- EXERCISE DESCRIPTION
Can you swap "Union" for "Tee" in the listing's stretch from the line with "line-series: [150, 332, 708, 456]" through the line with "y-tick-label: 0.6: [54, 130, 73, 145]" and give back only those lines, with everything else unchanged?

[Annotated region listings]
________
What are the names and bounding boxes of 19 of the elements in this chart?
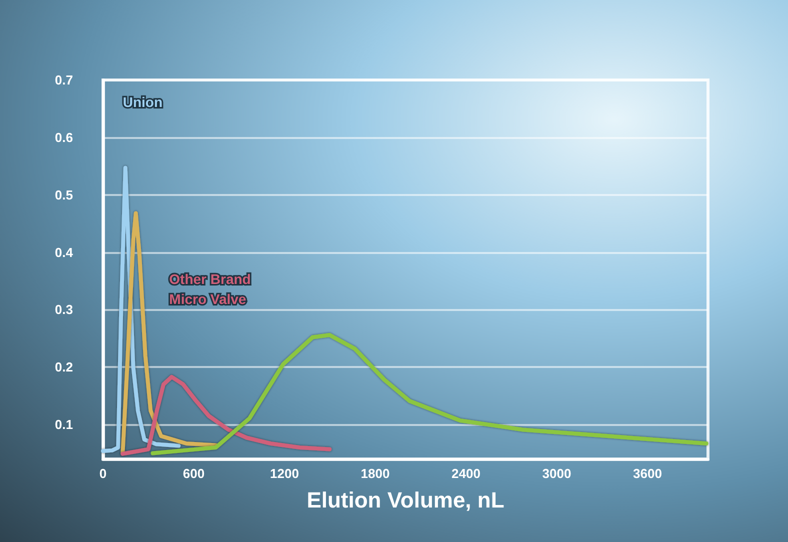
line-series: [150, 332, 708, 456]
y-tick-label: 0.4: [54, 244, 74, 260]
x-tick-label: 3000: [542, 466, 572, 481]
x-tick-label: 1200: [270, 466, 299, 481]
x-tick-label: 0: [99, 466, 107, 481]
x-tick-label: 3600: [633, 466, 662, 481]
x-tick-label: 600: [182, 466, 205, 481]
y-tick-label: 0.3: [54, 302, 73, 318]
text: Other Brand Micro Valve: [169, 270, 255, 307]
line-series: [120, 374, 332, 456]
y-tick-label: 0.7: [54, 72, 73, 88]
x-axis-title: Elution Volume, nL: [306, 488, 504, 512]
y-tick-label: 0.5: [54, 187, 73, 202]
x-tick-label: 1800: [360, 466, 390, 481]
text: Union: [122, 94, 163, 110]
y-tick-label: 0.6: [54, 130, 73, 145]
y-tick-label: 0.1: [54, 417, 73, 432]
x-tick-label: 2400: [452, 466, 480, 481]
y-tick-label: 0.2: [54, 360, 73, 375]
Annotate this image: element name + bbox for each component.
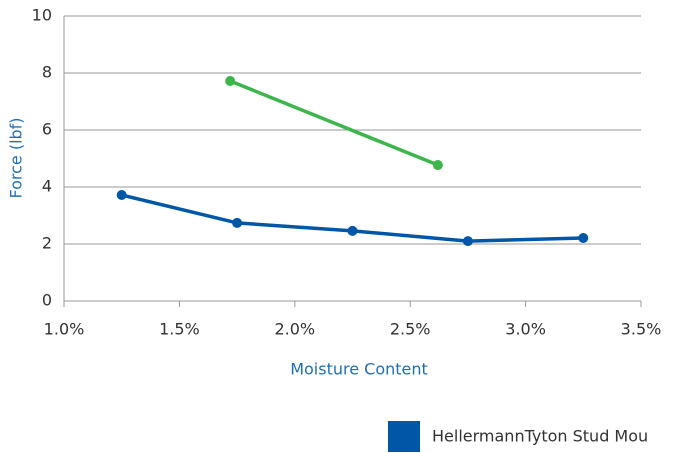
x-tick-label: 1.0% <box>44 320 85 339</box>
y-tick-label: 0 <box>42 291 52 310</box>
x-tick-label: 3.5% <box>621 320 662 339</box>
x-tick-label: 3.0% <box>505 320 546 339</box>
x-tick-label: 1.5% <box>159 320 200 339</box>
legend-swatch <box>388 421 420 452</box>
data-point <box>347 225 358 236</box>
data-point <box>116 189 127 200</box>
data-point <box>225 75 236 86</box>
y-tick-label: 4 <box>42 177 52 196</box>
y-axis-label: Force (lbf) <box>7 117 26 198</box>
x-axis-label: Moisture Content <box>290 360 428 379</box>
data-point <box>232 217 243 228</box>
data-point <box>432 160 443 171</box>
data-point <box>462 236 473 247</box>
x-tick-label: 2.5% <box>390 320 431 339</box>
y-tick-label: 10 <box>32 6 52 25</box>
legend-label: HellermannTyton Stud Mou <box>432 427 648 446</box>
y-tick-label: 2 <box>42 234 52 253</box>
y-tick-label: 8 <box>42 63 52 82</box>
x-tick-label: 2.0% <box>274 320 315 339</box>
y-tick-label: 6 <box>42 120 52 139</box>
data-point <box>578 233 589 244</box>
series-line <box>229 79 439 167</box>
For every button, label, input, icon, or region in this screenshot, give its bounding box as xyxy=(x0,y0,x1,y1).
________
- THE SOLUTION
line-series: [150, 332, 708, 456]
y-tick-label: 0.4: [54, 244, 74, 260]
x-tick-label: 3000: [542, 466, 572, 481]
x-tick-label: 1200: [270, 466, 299, 481]
x-tick-label: 0: [99, 466, 107, 481]
x-tick-label: 3600: [633, 466, 662, 481]
x-tick-label: 600: [182, 466, 205, 481]
y-tick-label: 0.3: [54, 302, 73, 318]
text: Other Brand Micro Valve: [169, 270, 255, 307]
line-series: [120, 374, 332, 456]
y-tick-label: 0.7: [54, 72, 73, 88]
x-axis-title: Elution Volume, nL: [306, 488, 504, 512]
y-tick-label: 0.5: [54, 187, 73, 202]
x-tick-label: 1800: [360, 466, 390, 481]
text: Tee: [122, 94, 163, 110]
y-tick-label: 0.6: [54, 130, 73, 145]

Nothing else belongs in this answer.